Task requirements:
Identify every line in the records below that contains the word "this", and copy each of those lines.

─── Material shown

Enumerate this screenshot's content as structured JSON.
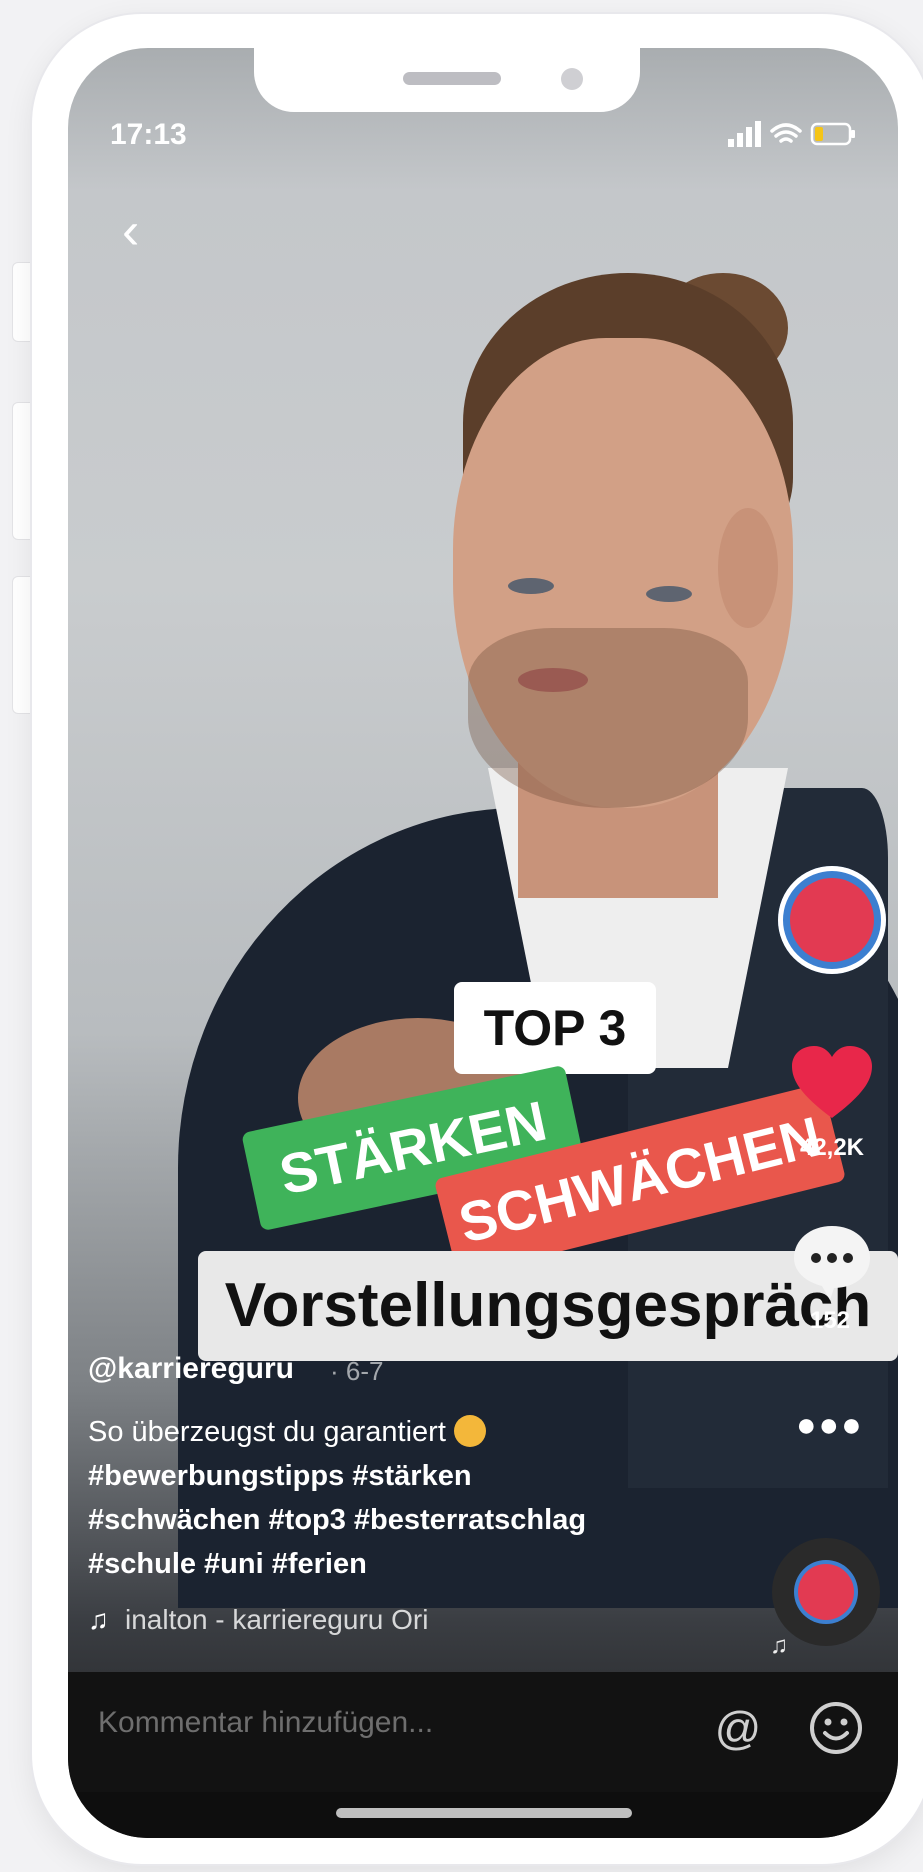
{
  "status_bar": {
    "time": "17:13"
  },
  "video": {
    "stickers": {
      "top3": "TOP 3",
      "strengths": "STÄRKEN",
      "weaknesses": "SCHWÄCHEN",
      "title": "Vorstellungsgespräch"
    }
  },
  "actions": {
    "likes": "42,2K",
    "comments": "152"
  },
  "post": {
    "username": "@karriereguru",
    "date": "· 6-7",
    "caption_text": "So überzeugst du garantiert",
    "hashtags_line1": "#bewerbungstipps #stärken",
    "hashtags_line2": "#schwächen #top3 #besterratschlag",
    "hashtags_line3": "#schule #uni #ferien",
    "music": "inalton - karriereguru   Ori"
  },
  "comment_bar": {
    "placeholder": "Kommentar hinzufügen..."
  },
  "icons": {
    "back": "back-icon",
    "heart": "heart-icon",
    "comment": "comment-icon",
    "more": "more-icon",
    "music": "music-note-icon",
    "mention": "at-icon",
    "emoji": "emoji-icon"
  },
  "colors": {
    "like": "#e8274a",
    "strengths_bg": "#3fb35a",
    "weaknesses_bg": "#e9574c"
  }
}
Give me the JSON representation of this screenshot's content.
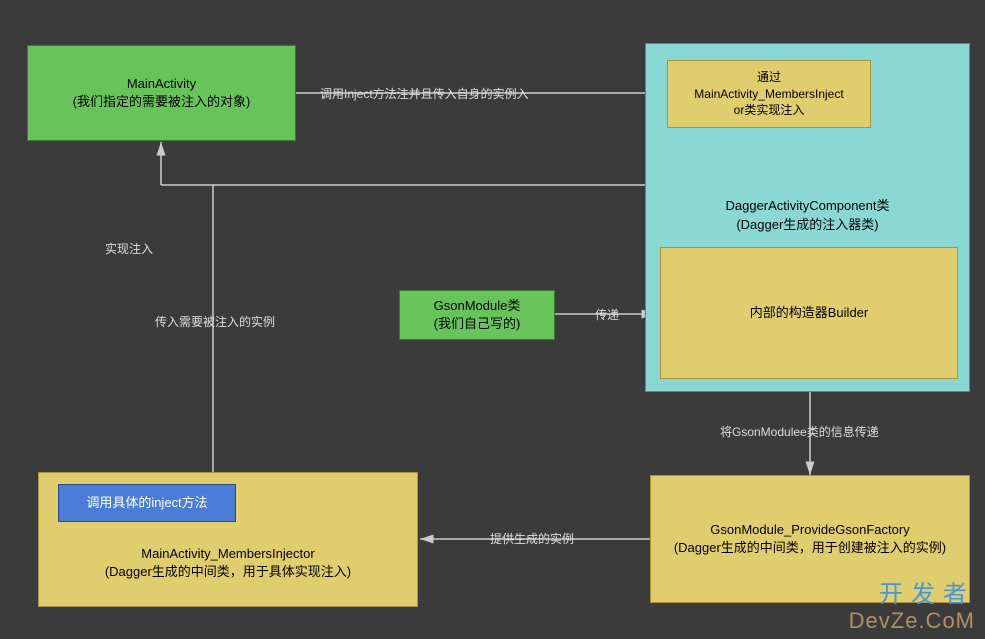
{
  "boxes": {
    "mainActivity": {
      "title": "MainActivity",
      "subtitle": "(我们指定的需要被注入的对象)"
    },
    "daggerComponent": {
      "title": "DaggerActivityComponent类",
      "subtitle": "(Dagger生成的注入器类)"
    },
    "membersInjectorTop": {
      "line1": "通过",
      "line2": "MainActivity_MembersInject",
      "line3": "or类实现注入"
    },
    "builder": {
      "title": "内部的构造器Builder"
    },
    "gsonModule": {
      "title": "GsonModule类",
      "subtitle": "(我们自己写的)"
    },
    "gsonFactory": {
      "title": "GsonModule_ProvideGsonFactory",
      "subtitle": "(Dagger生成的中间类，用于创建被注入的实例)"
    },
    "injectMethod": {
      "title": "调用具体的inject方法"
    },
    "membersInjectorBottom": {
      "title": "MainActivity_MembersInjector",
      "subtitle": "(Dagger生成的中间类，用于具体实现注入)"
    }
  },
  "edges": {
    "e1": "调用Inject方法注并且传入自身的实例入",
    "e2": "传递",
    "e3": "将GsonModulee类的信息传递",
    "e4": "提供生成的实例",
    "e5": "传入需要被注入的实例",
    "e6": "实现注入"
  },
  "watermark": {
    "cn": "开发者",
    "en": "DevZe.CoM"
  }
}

──────

Answer to the exercise:
Enumerate this screenshot's content as structured JSON.
Give me the JSON representation of this screenshot's content.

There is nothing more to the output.